Copy the records below in full, replacing "Output" with "Give" and leaving the rest unchanged.

--- begin STORED ROWS ---

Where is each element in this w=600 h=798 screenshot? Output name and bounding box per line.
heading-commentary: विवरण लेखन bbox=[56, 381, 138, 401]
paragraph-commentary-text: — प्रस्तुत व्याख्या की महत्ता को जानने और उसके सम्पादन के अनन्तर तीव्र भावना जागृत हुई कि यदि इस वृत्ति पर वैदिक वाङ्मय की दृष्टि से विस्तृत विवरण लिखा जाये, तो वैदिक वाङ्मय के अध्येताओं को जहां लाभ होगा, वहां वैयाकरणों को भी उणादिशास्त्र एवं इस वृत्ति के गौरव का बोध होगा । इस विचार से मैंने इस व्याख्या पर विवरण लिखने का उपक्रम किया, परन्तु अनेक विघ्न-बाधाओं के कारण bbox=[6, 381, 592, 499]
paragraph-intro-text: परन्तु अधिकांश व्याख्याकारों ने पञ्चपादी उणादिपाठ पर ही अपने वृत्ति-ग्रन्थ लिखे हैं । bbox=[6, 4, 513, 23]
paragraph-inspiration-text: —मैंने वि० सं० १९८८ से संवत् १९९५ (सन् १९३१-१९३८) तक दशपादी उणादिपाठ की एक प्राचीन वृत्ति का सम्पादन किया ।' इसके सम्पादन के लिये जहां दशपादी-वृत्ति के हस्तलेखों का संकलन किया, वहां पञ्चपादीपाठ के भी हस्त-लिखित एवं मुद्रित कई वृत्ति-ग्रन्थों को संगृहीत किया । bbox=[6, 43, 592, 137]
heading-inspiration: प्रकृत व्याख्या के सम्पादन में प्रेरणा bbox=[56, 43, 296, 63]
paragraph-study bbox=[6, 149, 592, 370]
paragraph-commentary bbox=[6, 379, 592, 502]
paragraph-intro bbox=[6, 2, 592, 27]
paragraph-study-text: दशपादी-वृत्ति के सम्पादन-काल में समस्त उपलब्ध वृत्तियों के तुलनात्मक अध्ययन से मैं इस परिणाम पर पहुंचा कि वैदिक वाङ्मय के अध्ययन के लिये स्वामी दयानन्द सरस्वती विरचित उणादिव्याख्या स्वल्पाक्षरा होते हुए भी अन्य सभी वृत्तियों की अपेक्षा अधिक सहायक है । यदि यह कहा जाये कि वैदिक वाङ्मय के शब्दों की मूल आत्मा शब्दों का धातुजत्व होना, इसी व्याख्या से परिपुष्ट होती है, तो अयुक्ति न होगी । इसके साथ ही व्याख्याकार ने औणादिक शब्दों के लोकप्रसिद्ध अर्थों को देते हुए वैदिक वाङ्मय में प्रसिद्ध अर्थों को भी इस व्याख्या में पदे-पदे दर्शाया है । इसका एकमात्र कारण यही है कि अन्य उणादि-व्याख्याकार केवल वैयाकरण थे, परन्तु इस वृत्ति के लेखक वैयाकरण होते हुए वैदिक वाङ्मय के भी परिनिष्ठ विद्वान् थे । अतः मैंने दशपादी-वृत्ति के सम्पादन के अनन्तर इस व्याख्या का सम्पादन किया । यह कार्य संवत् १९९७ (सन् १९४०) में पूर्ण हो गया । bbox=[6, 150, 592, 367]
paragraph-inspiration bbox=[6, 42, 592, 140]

--- end STORED ROWS ---

• **SOLUTION FOR THIS TASK**:
Where is each element in this w=600 h=798 screenshot? Give name and bounding box per line.
heading-commentary: विवरण लेखन bbox=[56, 381, 138, 401]
paragraph-commentary-text: — प्रस्तुत व्याख्या की महत्ता को जानने और उसके सम्पादन के अनन्तर तीव्र भावना जागृत हुई कि यदि इस वृत्ति पर वैदिक वाङ्मय की दृष्टि से विस्तृत विवरण लिखा जाये, तो वैदिक वाङ्मय के अध्येताओं को जहां लाभ होगा, वहां वैयाकरणों को भी उणादिशास्त्र एवं इस वृत्ति के गौरव का बोध होगा । इस विचार से मैंने इस व्याख्या पर विवरण लिखने का उपक्रम किया, परन्तु अनेक विघ्न-बाधाओं के कारण bbox=[6, 381, 592, 499]
paragraph-intro-text: परन्तु अधिकांश व्याख्याकारों ने पञ्चपादी उणादिपाठ पर ही अपने वृत्ति-ग्रन्थ लिखे हैं । bbox=[6, 4, 513, 23]
paragraph-inspiration-text: —मैंने वि० सं० १९८८ से संवत् १९९५ (सन् १९३१-१९३८) तक दशपादी उणादिपाठ की एक प्राचीन वृत्ति का सम्पादन किया ।' इसके सम्पादन के लिये जहां दशपादी-वृत्ति के हस्तलेखों का संकलन किया, वहां पञ्चपादीपाठ के भी हस्त-लिखित एवं मुद्रित कई वृत्ति-ग्रन्थों को संगृहीत किया । bbox=[6, 43, 592, 137]
heading-inspiration: प्रकृत व्याख्या के सम्पादन में प्रेरणा bbox=[56, 43, 296, 63]
paragraph-study bbox=[6, 149, 592, 370]
paragraph-commentary bbox=[6, 379, 592, 502]
paragraph-intro bbox=[6, 2, 592, 27]
paragraph-study-text: दशपादी-वृत्ति के सम्पादन-काल में समस्त उपलब्ध वृत्तियों के तुलनात्मक अध्ययन से मैं इस परिणाम पर पहुंचा कि वैदिक वाङ्मय के अध्ययन के लिये स्वामी दयानन्द सरस्वती विरचित उणादिव्याख्या स्वल्पाक्षरा होते हुए भी अन्य सभी वृत्तियों की अपेक्षा अधिक सहायक है । यदि यह कहा जाये कि वैदिक वाङ्मय के शब्दों की मूल आत्मा शब्दों का धातुजत्व होना, इसी व्याख्या से परिपुष्ट होती है, तो अयुक्ति न होगी । इसके साथ ही व्याख्याकार ने औणादिक शब्दों के लोकप्रसिद्ध अर्थों को देते हुए वैदिक वाङ्मय में प्रसिद्ध अर्थों को भी इस व्याख्या में पदे-पदे दर्शाया है । इसका एकमात्र कारण यही है कि अन्य उणादि-व्याख्याकार केवल वैयाकरण थे, परन्तु इस वृत्ति के लेखक वैयाकरण होते हुए वैदिक वाङ्मय के भी परिनिष्ठ विद्वान् थे । अतः मैंने दशपादी-वृत्ति के सम्पादन के अनन्तर इस व्याख्या का सम्पादन किया । यह कार्य संवत् १९९७ (सन् १९४०) में पूर्ण हो गया । bbox=[6, 150, 592, 367]
paragraph-inspiration bbox=[6, 42, 592, 140]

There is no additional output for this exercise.